- GIVEN REQUEST:
Please output only the lines that run from the line containing "OCR this image." through the end of the material below, exactly.

- SUPPLIED ENTRIES:
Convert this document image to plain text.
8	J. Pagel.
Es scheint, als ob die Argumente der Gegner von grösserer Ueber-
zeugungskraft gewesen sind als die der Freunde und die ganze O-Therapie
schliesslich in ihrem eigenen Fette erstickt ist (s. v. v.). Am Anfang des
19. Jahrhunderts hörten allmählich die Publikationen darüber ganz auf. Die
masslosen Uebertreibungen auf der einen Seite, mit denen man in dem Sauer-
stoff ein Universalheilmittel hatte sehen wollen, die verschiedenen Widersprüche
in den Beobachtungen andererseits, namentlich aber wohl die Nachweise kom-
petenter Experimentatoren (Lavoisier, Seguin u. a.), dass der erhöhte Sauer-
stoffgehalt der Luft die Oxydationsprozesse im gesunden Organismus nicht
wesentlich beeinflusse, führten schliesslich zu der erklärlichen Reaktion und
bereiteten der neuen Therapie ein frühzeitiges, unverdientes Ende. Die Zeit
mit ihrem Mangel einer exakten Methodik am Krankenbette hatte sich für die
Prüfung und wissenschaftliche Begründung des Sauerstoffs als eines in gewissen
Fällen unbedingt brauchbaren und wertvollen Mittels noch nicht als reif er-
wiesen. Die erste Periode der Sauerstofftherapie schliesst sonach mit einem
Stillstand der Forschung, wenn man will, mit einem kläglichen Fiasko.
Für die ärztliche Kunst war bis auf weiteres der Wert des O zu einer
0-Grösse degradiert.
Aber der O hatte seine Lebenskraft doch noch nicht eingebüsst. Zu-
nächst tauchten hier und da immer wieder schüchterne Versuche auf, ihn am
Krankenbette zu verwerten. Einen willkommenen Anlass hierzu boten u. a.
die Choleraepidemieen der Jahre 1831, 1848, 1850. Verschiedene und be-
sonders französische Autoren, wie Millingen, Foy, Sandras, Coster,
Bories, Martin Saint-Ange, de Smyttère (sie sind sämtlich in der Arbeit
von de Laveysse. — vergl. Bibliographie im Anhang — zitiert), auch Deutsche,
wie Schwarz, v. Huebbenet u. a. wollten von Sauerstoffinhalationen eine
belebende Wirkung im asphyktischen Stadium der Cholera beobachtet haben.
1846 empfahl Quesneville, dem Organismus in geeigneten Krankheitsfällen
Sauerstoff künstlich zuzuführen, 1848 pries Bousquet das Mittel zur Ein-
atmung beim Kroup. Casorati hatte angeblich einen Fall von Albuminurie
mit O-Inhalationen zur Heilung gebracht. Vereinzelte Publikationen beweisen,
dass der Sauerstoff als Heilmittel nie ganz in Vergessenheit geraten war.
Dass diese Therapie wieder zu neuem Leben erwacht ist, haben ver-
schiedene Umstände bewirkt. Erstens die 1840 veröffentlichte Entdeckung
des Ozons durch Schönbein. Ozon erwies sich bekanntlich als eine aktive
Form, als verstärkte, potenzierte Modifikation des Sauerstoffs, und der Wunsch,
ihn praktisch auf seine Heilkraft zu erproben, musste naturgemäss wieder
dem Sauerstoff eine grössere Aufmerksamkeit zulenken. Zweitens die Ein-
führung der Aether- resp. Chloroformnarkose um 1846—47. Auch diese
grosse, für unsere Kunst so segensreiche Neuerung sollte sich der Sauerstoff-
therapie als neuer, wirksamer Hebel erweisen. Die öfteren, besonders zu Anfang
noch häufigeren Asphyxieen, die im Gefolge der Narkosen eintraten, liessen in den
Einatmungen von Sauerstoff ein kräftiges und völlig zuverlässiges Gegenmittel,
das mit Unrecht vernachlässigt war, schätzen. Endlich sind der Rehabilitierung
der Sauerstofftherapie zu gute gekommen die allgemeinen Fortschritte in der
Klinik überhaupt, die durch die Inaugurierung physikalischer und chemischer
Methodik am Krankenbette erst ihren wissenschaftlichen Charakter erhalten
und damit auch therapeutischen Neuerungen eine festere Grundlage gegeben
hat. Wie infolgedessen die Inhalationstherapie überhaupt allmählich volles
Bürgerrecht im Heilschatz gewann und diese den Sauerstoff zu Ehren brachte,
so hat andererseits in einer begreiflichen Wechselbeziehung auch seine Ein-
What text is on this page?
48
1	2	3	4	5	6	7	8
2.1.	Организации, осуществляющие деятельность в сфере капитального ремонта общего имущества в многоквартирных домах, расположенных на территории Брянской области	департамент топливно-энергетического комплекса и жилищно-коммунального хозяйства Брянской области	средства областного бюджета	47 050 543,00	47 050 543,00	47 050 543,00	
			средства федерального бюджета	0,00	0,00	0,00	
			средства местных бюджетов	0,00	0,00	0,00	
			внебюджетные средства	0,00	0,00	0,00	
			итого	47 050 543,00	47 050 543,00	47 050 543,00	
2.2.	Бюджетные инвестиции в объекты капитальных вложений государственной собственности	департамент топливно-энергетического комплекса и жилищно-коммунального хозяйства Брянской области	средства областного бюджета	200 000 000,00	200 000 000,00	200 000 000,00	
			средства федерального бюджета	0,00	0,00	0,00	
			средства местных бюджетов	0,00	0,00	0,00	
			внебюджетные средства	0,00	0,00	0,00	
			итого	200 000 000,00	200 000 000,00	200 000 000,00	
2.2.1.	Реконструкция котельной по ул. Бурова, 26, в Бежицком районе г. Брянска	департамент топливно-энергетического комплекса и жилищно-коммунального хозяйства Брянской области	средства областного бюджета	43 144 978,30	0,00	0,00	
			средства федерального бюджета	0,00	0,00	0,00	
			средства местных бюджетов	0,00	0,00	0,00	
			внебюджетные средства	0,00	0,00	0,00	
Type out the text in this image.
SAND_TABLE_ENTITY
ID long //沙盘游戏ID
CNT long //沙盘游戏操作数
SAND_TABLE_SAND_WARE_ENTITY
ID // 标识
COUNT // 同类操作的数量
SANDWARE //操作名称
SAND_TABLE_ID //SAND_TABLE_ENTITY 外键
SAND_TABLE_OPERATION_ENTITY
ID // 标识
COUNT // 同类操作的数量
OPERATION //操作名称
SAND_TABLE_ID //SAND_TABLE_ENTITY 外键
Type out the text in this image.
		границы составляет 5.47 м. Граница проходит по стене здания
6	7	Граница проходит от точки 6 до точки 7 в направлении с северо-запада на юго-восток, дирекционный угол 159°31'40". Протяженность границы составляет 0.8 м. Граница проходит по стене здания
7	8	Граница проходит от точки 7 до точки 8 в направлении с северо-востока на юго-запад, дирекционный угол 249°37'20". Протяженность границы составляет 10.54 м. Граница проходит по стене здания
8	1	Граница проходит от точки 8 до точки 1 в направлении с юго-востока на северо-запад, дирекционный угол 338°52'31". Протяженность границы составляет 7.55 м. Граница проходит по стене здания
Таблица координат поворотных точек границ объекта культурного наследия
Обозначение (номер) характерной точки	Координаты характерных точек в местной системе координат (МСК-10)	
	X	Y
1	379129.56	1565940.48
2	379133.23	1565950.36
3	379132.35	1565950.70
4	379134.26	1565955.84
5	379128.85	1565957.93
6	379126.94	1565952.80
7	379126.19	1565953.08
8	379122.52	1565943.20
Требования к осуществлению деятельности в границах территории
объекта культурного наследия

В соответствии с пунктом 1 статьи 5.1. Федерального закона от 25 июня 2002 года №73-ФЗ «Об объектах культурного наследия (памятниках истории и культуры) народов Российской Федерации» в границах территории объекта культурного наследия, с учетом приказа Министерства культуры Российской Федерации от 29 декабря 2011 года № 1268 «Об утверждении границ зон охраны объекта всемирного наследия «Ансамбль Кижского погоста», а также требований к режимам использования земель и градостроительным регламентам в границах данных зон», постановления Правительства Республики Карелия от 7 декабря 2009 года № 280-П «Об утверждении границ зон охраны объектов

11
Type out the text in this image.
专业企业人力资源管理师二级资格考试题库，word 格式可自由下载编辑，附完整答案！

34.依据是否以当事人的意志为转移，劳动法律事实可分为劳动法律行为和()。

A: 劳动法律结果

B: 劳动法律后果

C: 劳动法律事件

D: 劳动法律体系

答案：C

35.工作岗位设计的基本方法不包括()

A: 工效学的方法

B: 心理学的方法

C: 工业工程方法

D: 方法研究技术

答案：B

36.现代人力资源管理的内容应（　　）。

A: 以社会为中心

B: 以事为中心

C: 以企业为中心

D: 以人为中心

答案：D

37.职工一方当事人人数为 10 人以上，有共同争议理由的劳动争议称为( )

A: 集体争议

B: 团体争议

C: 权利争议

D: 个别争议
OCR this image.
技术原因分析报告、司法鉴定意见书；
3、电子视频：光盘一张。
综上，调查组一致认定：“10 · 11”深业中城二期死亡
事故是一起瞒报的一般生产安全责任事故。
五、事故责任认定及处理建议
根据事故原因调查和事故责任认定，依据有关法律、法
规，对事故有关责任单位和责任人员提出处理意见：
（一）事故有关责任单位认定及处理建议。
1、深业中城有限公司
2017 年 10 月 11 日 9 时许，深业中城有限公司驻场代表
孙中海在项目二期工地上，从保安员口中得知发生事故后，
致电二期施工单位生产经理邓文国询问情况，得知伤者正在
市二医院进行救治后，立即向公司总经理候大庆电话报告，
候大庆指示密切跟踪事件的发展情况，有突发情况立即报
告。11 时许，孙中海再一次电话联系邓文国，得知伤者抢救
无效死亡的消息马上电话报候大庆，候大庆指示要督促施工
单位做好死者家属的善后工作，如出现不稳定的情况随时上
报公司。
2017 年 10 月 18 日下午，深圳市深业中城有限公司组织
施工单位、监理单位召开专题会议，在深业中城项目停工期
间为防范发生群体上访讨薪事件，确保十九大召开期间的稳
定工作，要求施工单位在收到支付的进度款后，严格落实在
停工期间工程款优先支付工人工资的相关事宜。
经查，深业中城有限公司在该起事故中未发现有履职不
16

- WRITTEN RESPONSE:
OCR this image.
技术原因分析报告、司法鉴定意见书；
3、电子视频：光盘一张。
综上，调查组一致认定：“10 · 11”深业中城二期死亡
事故是一起瞒报的一般生产安全责任事故。
五、事故责任认定及处理建议
根据事故原因调查和事故责任认定，依据有关法律、法
规，对事故有关责任单位和责任人员提出处理意见：
（一）事故有关责任单位认定及处理建议。
1、深业中城有限公司
2017 年 10 月 11 日 9 时许，深业中城有限公司驻场代表
孙中海在项目二期工地上，从保安员口中得知发生事故后，
致电二期施工单位生产经理邓文国询问情况，得知伤者正在
市二医院进行救治后，立即向公司总经理候大庆电话报告，
候大庆指示密切跟踪事件的发展情况，有突发情况立即报
告。11 时许，孙中海再一次电话联系邓文国，得知伤者抢救
无效死亡的消息马上电话报候大庆，候大庆指示要督促施工
单位做好死者家属的善后工作，如出现不稳定的情况随时上
报公司。
2017 年 10 月 18 日下午，深圳市深业中城有限公司组织
施工单位、监理单位召开专题会议，在深业中城项目停工期
间为防范发生群体上访讨薪事件，确保十九大召开期间的稳
定工作，要求施工单位在收到支付的进度款后，严格落实在
停工期间工程款优先支付工人工资的相关事宜。
经查，深业中城有限公司在该起事故中未发现有履职不
16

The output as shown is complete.